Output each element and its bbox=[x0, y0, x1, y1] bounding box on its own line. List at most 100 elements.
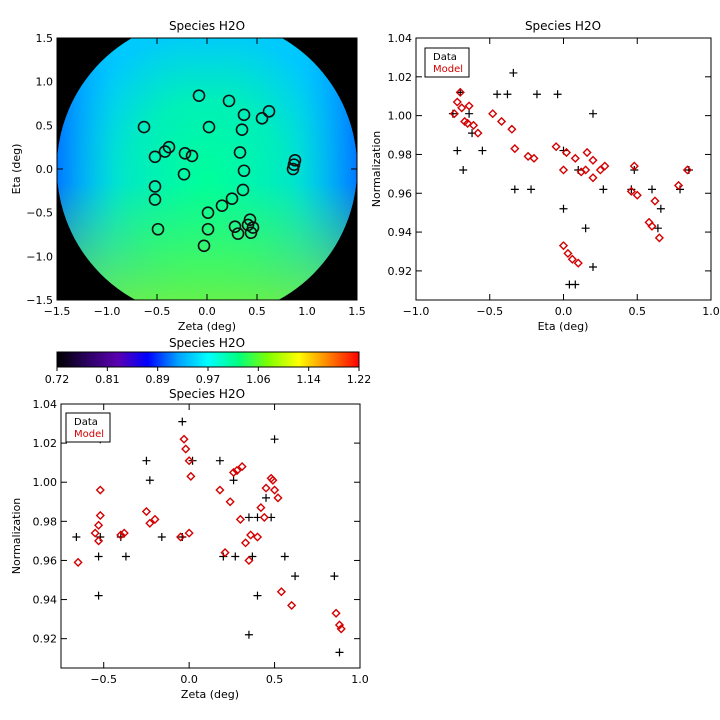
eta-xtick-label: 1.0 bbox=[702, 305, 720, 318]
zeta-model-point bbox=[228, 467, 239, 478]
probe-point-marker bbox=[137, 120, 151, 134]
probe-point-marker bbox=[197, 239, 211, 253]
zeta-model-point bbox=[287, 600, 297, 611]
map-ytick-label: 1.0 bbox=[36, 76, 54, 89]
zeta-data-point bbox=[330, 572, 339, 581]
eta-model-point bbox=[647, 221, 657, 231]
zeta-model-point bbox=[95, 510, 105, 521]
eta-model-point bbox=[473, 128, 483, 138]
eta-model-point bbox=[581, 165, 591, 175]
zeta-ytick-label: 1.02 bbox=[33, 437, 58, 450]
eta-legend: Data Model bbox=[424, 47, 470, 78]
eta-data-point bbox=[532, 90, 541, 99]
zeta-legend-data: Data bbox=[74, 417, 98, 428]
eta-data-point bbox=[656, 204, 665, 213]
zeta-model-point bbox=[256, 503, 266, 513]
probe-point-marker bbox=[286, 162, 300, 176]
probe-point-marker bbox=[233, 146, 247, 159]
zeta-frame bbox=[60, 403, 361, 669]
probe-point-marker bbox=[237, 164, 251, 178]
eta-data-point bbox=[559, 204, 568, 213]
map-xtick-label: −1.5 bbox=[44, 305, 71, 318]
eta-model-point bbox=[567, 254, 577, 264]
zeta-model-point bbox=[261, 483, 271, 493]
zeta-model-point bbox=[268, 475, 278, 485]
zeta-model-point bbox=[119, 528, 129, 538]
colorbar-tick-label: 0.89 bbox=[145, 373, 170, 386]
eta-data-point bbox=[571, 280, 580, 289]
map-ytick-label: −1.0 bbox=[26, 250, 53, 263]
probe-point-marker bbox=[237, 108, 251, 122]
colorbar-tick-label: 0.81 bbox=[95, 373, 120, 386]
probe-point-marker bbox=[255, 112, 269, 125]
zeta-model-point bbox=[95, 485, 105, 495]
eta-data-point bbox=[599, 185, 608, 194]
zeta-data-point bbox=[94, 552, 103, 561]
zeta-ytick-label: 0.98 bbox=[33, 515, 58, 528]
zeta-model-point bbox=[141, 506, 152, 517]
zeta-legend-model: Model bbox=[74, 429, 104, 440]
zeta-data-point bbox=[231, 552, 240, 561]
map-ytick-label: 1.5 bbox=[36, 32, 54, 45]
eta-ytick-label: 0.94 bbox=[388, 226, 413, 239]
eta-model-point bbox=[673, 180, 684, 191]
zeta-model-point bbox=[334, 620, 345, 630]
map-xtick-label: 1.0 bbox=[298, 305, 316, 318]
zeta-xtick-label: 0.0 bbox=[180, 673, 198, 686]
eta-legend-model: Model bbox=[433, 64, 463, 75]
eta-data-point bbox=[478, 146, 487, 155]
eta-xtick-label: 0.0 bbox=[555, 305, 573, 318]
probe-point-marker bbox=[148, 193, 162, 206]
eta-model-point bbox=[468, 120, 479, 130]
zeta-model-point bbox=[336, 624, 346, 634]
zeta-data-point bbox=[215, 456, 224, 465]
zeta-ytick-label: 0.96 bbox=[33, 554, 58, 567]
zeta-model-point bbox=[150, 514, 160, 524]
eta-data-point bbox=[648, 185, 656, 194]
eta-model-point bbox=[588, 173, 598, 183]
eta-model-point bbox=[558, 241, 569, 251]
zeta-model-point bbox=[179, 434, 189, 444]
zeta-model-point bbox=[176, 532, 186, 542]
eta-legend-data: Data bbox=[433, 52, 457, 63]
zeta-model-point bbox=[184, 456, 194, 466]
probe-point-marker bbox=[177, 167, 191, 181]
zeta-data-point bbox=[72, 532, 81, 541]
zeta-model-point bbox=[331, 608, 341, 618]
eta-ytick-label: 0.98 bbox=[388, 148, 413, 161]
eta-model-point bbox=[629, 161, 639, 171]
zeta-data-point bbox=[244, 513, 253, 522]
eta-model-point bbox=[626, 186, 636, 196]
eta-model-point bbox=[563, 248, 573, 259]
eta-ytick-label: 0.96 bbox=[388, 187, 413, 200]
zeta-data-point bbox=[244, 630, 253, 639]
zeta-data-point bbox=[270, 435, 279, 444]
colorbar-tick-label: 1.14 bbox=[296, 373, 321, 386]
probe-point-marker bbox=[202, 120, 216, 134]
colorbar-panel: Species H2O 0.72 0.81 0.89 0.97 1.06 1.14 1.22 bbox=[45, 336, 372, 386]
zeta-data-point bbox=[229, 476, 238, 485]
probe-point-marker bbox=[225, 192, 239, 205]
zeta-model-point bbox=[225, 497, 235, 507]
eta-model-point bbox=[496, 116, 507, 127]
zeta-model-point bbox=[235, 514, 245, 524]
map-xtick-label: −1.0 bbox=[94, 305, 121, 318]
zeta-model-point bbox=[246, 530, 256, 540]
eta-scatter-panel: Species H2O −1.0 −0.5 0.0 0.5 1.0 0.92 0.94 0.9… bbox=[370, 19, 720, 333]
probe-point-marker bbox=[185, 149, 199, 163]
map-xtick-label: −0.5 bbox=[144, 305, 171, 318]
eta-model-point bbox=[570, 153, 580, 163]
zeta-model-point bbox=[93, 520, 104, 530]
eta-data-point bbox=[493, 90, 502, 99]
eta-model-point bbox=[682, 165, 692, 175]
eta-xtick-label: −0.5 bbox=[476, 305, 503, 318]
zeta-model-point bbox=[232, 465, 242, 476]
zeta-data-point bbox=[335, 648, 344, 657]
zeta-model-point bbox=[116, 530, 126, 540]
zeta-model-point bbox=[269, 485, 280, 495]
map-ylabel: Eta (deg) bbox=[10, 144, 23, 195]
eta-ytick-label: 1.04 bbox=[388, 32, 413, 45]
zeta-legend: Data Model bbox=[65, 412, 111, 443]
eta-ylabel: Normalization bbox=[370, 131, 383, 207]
□ □ □ □ □
## YOUR OBJECTIVE
Copy every line of the records above word for word, leaving out the pictures.

## TASK RESPONSE
Output each element and its bbox=[x0, y0, x1, y1] bounding box on its own line. List at most 100 elements.
eta-xtick-label: 1.0 bbox=[702, 305, 720, 318]
zeta-model-point bbox=[228, 467, 239, 478]
probe-point-marker bbox=[137, 120, 151, 134]
probe-point-marker bbox=[197, 239, 211, 253]
zeta-model-point bbox=[287, 600, 297, 611]
map-ytick-label: 1.0 bbox=[36, 76, 54, 89]
zeta-data-point bbox=[330, 572, 339, 581]
eta-model-point bbox=[647, 221, 657, 231]
zeta-model-point bbox=[95, 510, 105, 521]
eta-model-point bbox=[473, 128, 483, 138]
eta-model-point bbox=[581, 165, 591, 175]
zeta-ytick-label: 1.02 bbox=[33, 437, 58, 450]
eta-legend: Data Model bbox=[424, 47, 470, 78]
eta-data-point bbox=[532, 90, 541, 99]
zeta-legend-data: Data bbox=[74, 417, 98, 428]
eta-data-point bbox=[656, 204, 665, 213]
zeta-model-point bbox=[256, 503, 266, 513]
probe-point-marker bbox=[286, 162, 300, 176]
probe-point-marker bbox=[233, 146, 247, 159]
zeta-frame bbox=[60, 403, 361, 669]
probe-point-marker bbox=[237, 164, 251, 178]
eta-data-point bbox=[559, 204, 568, 213]
map-xtick-label: −1.5 bbox=[44, 305, 71, 318]
eta-model-point bbox=[567, 254, 577, 264]
zeta-model-point bbox=[261, 483, 271, 493]
zeta-model-point bbox=[268, 475, 278, 485]
zeta-model-point bbox=[119, 528, 129, 538]
colorbar-tick-label: 0.89 bbox=[145, 373, 170, 386]
eta-data-point bbox=[571, 280, 580, 289]
map-ytick-label: −1.0 bbox=[26, 250, 53, 263]
probe-point-marker bbox=[237, 108, 251, 122]
colorbar-tick-label: 0.81 bbox=[95, 373, 120, 386]
probe-point-marker bbox=[255, 112, 269, 125]
zeta-model-point bbox=[95, 485, 105, 495]
eta-data-point bbox=[599, 185, 608, 194]
zeta-data-point bbox=[94, 552, 103, 561]
zeta-ytick-label: 0.98 bbox=[33, 515, 58, 528]
zeta-model-point bbox=[141, 506, 152, 517]
zeta-legend-model: Model bbox=[74, 429, 104, 440]
zeta-data-point bbox=[231, 552, 240, 561]
map-ytick-label: 1.5 bbox=[36, 32, 54, 45]
eta-ytick-label: 0.94 bbox=[388, 226, 413, 239]
eta-model-point bbox=[673, 180, 684, 191]
zeta-model-point bbox=[334, 620, 345, 630]
map-xtick-label: 1.0 bbox=[298, 305, 316, 318]
zeta-xtick-label: 0.0 bbox=[180, 673, 198, 686]
eta-legend-model: Model bbox=[433, 64, 463, 75]
eta-data-point bbox=[478, 146, 487, 155]
eta-xtick-label: 0.0 bbox=[555, 305, 573, 318]
probe-point-marker bbox=[148, 193, 162, 206]
eta-model-point bbox=[468, 120, 479, 130]
zeta-model-point bbox=[336, 624, 346, 634]
zeta-data-point bbox=[215, 456, 224, 465]
zeta-ytick-label: 0.96 bbox=[33, 554, 58, 567]
zeta-model-point bbox=[150, 514, 160, 524]
eta-data-point bbox=[648, 185, 656, 194]
eta-model-point bbox=[588, 173, 598, 183]
eta-model-point bbox=[558, 241, 569, 251]
zeta-model-point bbox=[179, 434, 189, 444]
zeta-model-point bbox=[176, 532, 186, 542]
eta-legend-data: Data bbox=[433, 52, 457, 63]
zeta-model-point bbox=[184, 456, 194, 466]
probe-point-marker bbox=[177, 167, 191, 181]
zeta-data-point bbox=[72, 532, 81, 541]
zeta-model-point bbox=[331, 608, 341, 618]
eta-ytick-label: 0.98 bbox=[388, 148, 413, 161]
eta-model-point bbox=[629, 161, 639, 171]
zeta-data-point bbox=[244, 513, 253, 522]
eta-model-point bbox=[626, 186, 636, 196]
eta-model-point bbox=[563, 248, 573, 259]
eta-ytick-label: 0.96 bbox=[388, 187, 413, 200]
zeta-data-point bbox=[244, 630, 253, 639]
zeta-data-point bbox=[270, 435, 279, 444]
colorbar-tick-label: 1.14 bbox=[296, 373, 321, 386]
probe-point-marker bbox=[202, 120, 216, 134]
colorbar-panel: Species H2O 0.72 0.81 0.89 0.97 1.06 1.14 1.22 bbox=[45, 336, 372, 386]
zeta-data-point bbox=[229, 476, 238, 485]
probe-point-marker bbox=[225, 192, 239, 205]
zeta-model-point bbox=[225, 497, 235, 507]
eta-model-point bbox=[496, 116, 507, 127]
zeta-model-point bbox=[235, 514, 245, 524]
map-xtick-label: −1.0 bbox=[94, 305, 121, 318]
zeta-model-point bbox=[246, 530, 256, 540]
eta-scatter-panel: Species H2O −1.0 −0.5 0.0 0.5 1.0 0.92 0.94 0.9… bbox=[370, 19, 720, 333]
probe-point-marker bbox=[185, 149, 199, 163]
map-xtick-label: −0.5 bbox=[144, 305, 171, 318]
eta-model-point bbox=[570, 153, 580, 163]
zeta-model-point bbox=[93, 520, 104, 530]
eta-data-point bbox=[493, 90, 502, 99]
eta-model-point bbox=[682, 165, 692, 175]
eta-xtick-label: −0.5 bbox=[476, 305, 503, 318]
zeta-model-point bbox=[232, 465, 242, 476]
zeta-data-point bbox=[335, 648, 344, 657]
zeta-model-point bbox=[116, 530, 126, 540]
zeta-model-point bbox=[269, 485, 280, 495]
map-ylabel: Eta (deg) bbox=[10, 144, 23, 195]
eta-ytick-label: 1.04 bbox=[388, 32, 413, 45]
zeta-legend: Data Model bbox=[65, 412, 111, 443]
eta-ylabel: Normalization bbox=[370, 131, 383, 207]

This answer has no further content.